What is expected: Each entry in the listing below should be restated word for word.

Task material:
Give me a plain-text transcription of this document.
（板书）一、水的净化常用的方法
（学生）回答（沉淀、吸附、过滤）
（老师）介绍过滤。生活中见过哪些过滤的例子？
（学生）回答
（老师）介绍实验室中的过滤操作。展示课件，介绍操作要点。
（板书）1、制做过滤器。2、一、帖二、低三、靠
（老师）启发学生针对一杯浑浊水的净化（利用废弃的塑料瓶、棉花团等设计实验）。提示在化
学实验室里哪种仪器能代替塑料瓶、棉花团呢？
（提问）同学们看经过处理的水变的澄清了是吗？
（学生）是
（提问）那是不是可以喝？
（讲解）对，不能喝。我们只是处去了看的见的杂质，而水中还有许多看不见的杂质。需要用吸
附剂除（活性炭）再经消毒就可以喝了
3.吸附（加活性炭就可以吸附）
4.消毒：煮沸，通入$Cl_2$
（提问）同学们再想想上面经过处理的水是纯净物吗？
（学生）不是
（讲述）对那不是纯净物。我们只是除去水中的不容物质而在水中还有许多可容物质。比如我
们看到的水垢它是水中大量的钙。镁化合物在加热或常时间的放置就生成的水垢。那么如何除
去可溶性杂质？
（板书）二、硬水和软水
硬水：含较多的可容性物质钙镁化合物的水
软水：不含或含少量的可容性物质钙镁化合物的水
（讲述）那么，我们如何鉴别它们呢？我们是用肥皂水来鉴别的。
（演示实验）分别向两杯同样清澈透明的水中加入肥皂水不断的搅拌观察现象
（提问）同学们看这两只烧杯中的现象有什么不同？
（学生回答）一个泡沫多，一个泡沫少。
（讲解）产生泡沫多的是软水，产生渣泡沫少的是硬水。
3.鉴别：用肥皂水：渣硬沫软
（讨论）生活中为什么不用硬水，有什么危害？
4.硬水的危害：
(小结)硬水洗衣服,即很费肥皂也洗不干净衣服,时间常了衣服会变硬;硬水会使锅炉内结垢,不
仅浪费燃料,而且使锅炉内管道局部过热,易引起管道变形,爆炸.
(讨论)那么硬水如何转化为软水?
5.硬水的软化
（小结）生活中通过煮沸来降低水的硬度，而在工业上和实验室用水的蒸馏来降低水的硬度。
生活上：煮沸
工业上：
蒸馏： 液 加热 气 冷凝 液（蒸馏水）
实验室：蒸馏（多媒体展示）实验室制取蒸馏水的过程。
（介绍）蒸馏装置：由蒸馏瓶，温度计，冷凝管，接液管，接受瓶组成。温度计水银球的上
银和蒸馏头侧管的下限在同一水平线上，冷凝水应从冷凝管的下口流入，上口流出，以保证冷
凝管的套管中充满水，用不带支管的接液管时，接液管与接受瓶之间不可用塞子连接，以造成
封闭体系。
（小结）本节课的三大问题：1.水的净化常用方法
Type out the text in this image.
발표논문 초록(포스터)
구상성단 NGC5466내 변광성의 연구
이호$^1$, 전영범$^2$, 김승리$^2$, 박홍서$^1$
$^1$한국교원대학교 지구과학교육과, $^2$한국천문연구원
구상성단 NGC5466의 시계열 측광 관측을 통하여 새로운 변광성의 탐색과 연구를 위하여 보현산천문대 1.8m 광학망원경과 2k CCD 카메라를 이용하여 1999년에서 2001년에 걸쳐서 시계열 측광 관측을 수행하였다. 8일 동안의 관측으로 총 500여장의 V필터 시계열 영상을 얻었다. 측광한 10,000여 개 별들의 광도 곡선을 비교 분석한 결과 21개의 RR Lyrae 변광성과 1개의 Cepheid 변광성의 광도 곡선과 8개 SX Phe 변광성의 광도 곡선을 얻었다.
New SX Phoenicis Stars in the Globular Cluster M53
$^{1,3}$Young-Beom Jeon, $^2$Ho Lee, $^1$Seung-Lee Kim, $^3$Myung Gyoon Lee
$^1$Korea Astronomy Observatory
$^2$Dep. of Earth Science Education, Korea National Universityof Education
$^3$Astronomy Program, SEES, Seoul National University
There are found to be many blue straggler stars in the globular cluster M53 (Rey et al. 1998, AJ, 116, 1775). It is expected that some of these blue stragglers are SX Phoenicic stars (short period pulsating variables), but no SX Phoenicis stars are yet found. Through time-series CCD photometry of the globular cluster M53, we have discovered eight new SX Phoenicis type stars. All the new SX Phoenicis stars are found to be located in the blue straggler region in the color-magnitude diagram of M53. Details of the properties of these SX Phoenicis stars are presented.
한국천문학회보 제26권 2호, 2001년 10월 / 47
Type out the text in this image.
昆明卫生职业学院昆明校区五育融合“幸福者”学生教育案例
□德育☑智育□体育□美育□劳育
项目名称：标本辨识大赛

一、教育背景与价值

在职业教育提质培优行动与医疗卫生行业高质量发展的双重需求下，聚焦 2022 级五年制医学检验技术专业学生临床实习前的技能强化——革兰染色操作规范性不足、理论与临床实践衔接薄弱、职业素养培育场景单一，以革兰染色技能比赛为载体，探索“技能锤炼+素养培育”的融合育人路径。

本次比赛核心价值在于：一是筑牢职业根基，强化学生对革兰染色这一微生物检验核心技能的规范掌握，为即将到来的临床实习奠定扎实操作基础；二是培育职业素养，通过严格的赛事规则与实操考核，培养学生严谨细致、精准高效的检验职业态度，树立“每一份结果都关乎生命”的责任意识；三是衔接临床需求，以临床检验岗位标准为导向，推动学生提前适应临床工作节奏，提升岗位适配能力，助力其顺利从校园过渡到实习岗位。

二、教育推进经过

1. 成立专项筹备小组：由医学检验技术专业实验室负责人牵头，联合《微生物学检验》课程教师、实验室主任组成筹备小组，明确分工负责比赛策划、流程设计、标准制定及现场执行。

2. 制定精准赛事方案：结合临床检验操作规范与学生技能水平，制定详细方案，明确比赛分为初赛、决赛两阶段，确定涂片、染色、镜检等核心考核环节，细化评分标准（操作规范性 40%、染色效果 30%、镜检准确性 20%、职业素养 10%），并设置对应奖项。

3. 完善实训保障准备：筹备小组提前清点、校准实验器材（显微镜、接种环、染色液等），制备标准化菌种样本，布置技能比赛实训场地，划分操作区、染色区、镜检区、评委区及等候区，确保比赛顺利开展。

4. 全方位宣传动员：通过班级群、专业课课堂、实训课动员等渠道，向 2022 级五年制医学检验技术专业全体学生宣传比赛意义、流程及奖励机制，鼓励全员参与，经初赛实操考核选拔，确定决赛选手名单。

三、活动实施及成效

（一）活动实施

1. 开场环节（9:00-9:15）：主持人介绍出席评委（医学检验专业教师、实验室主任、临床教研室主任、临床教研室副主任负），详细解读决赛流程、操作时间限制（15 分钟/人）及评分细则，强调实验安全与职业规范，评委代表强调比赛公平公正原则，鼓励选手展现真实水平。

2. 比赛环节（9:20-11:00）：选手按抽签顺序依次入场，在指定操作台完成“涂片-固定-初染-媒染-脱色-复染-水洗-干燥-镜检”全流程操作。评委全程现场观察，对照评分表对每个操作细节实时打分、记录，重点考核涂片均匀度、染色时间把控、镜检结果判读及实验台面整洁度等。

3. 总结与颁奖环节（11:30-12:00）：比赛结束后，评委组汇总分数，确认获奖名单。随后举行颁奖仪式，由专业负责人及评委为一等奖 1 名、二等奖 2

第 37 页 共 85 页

In response:
Give me a plain-text transcription of this document.
（板书）一、水的净化常用的方法
（学生）回答（沉淀、吸附、过滤）
（老师）介绍过滤。生活中见过哪些过滤的例子？
（学生）回答
（老师）介绍实验室中的过滤操作。展示课件，介绍操作要点。
（板书）1、制做过滤器。2、一、帖二、低三、靠
（老师）启发学生针对一杯浑浊水的净化（利用废弃的塑料瓶、棉花团等设计实验）。提示在化
学实验室里哪种仪器能代替塑料瓶、棉花团呢？
（提问）同学们看经过处理的水变的澄清了是吗？
（学生）是
（提问）那是不是可以喝？
（讲解）对，不能喝。我们只是处去了看的见的杂质，而水中还有许多看不见的杂质。需要用吸
附剂除（活性炭）再经消毒就可以喝了
3.吸附（加活性炭就可以吸附）
4.消毒：煮沸，通入$Cl_2$
（提问）同学们再想想上面经过处理的水是纯净物吗？
（学生）不是
（讲述）对那不是纯净物。我们只是除去水中的不容物质而在水中还有许多可容物质。比如我
们看到的水垢它是水中大量的钙。镁化合物在加热或常时间的放置就生成的水垢。那么如何除
去可溶性杂质？
（板书）二、硬水和软水
硬水：含较多的可容性物质钙镁化合物的水
软水：不含或含少量的可容性物质钙镁化合物的水
（讲述）那么，我们如何鉴别它们呢？我们是用肥皂水来鉴别的。
（演示实验）分别向两杯同样清澈透明的水中加入肥皂水不断的搅拌观察现象
（提问）同学们看这两只烧杯中的现象有什么不同？
（学生回答）一个泡沫多，一个泡沫少。
（讲解）产生泡沫多的是软水，产生渣泡沫少的是硬水。
3.鉴别：用肥皂水：渣硬沫软
（讨论）生活中为什么不用硬水，有什么危害？
4.硬水的危害：
(小结)硬水洗衣服,即很费肥皂也洗不干净衣服,时间常了衣服会变硬;硬水会使锅炉内结垢,不
仅浪费燃料,而且使锅炉内管道局部过热,易引起管道变形,爆炸.
(讨论)那么硬水如何转化为软水?
5.硬水的软化
（小结）生活中通过煮沸来降低水的硬度，而在工业上和实验室用水的蒸馏来降低水的硬度。
生活上：煮沸
工业上：
蒸馏： 液 加热 气 冷凝 液（蒸馏水）
实验室：蒸馏（多媒体展示）实验室制取蒸馏水的过程。
（介绍）蒸馏装置：由蒸馏瓶，温度计，冷凝管，接液管，接受瓶组成。温度计水银球的上
银和蒸馏头侧管的下限在同一水平线上，冷凝水应从冷凝管的下口流入，上口流出，以保证冷
凝管的套管中充满水，用不带支管的接液管时，接液管与接受瓶之间不可用塞子连接，以造成
封闭体系。
（小结）本节课的三大问题：1.水的净化常用方法
Type out the text in this image.
발표논문 초록(포스터)
구상성단 NGC5466내 변광성의 연구
이호$^1$, 전영범$^2$, 김승리$^2$, 박홍서$^1$
$^1$한국교원대학교 지구과학교육과, $^2$한국천문연구원
구상성단 NGC5466의 시계열 측광 관측을 통하여 새로운 변광성의 탐색과 연구를 위하여 보현산천문대 1.8m 광학망원경과 2k CCD 카메라를 이용하여 1999년에서 2001년에 걸쳐서 시계열 측광 관측을 수행하였다. 8일 동안의 관측으로 총 500여장의 V필터 시계열 영상을 얻었다. 측광한 10,000여 개 별들의 광도 곡선을 비교 분석한 결과 21개의 RR Lyrae 변광성과 1개의 Cepheid 변광성의 광도 곡선과 8개 SX Phe 변광성의 광도 곡선을 얻었다.
New SX Phoenicis Stars in the Globular Cluster M53
$^{1,3}$Young-Beom Jeon, $^2$Ho Lee, $^1$Seung-Lee Kim, $^3$Myung Gyoon Lee
$^1$Korea Astronomy Observatory
$^2$Dep. of Earth Science Education, Korea National Universityof Education
$^3$Astronomy Program, SEES, Seoul National University
There are found to be many blue straggler stars in the globular cluster M53 (Rey et al. 1998, AJ, 116, 1775). It is expected that some of these blue stragglers are SX Phoenicic stars (short period pulsating variables), but no SX Phoenicis stars are yet found. Through time-series CCD photometry of the globular cluster M53, we have discovered eight new SX Phoenicis type stars. All the new SX Phoenicis stars are found to be located in the blue straggler region in the color-magnitude diagram of M53. Details of the properties of these SX Phoenicis stars are presented.
한국천문학회보 제26권 2호, 2001년 10월 / 47
Type out the text in this image.
昆明卫生职业学院昆明校区五育融合“幸福者”学生教育案例
□德育☑智育□体育□美育□劳育
项目名称：标本辨识大赛

一、教育背景与价值

在职业教育提质培优行动与医疗卫生行业高质量发展的双重需求下，聚焦 2022 级五年制医学检验技术专业学生临床实习前的技能强化——革兰染色操作规范性不足、理论与临床实践衔接薄弱、职业素养培育场景单一，以革兰染色技能比赛为载体，探索“技能锤炼+素养培育”的融合育人路径。

本次比赛核心价值在于：一是筑牢职业根基，强化学生对革兰染色这一微生物检验核心技能的规范掌握，为即将到来的临床实习奠定扎实操作基础；二是培育职业素养，通过严格的赛事规则与实操考核，培养学生严谨细致、精准高效的检验职业态度，树立“每一份结果都关乎生命”的责任意识；三是衔接临床需求，以临床检验岗位标准为导向，推动学生提前适应临床工作节奏，提升岗位适配能力，助力其顺利从校园过渡到实习岗位。

二、教育推进经过

1. 成立专项筹备小组：由医学检验技术专业实验室负责人牵头，联合《微生物学检验》课程教师、实验室主任组成筹备小组，明确分工负责比赛策划、流程设计、标准制定及现场执行。

2. 制定精准赛事方案：结合临床检验操作规范与学生技能水平，制定详细方案，明确比赛分为初赛、决赛两阶段，确定涂片、染色、镜检等核心考核环节，细化评分标准（操作规范性 40%、染色效果 30%、镜检准确性 20%、职业素养 10%），并设置对应奖项。

3. 完善实训保障准备：筹备小组提前清点、校准实验器材（显微镜、接种环、染色液等），制备标准化菌种样本，布置技能比赛实训场地，划分操作区、染色区、镜检区、评委区及等候区，确保比赛顺利开展。

4. 全方位宣传动员：通过班级群、专业课课堂、实训课动员等渠道，向 2022 级五年制医学检验技术专业全体学生宣传比赛意义、流程及奖励机制，鼓励全员参与，经初赛实操考核选拔，确定决赛选手名单。

三、活动实施及成效

（一）活动实施

1. 开场环节（9:00-9:15）：主持人介绍出席评委（医学检验专业教师、实验室主任、临床教研室主任、临床教研室副主任负），详细解读决赛流程、操作时间限制（15 分钟/人）及评分细则，强调实验安全与职业规范，评委代表强调比赛公平公正原则，鼓励选手展现真实水平。

2. 比赛环节（9:20-11:00）：选手按抽签顺序依次入场，在指定操作台完成“涂片-固定-初染-媒染-脱色-复染-水洗-干燥-镜检”全流程操作。评委全程现场观察，对照评分表对每个操作细节实时打分、记录，重点考核涂片均匀度、染色时间把控、镜检结果判读及实验台面整洁度等。

3. 总结与颁奖环节（11:30-12:00）：比赛结束后，评委组汇总分数，确认获奖名单。随后举行颁奖仪式，由专业负责人及评委为一等奖 1 名、二等奖 2

第 37 页 共 85 页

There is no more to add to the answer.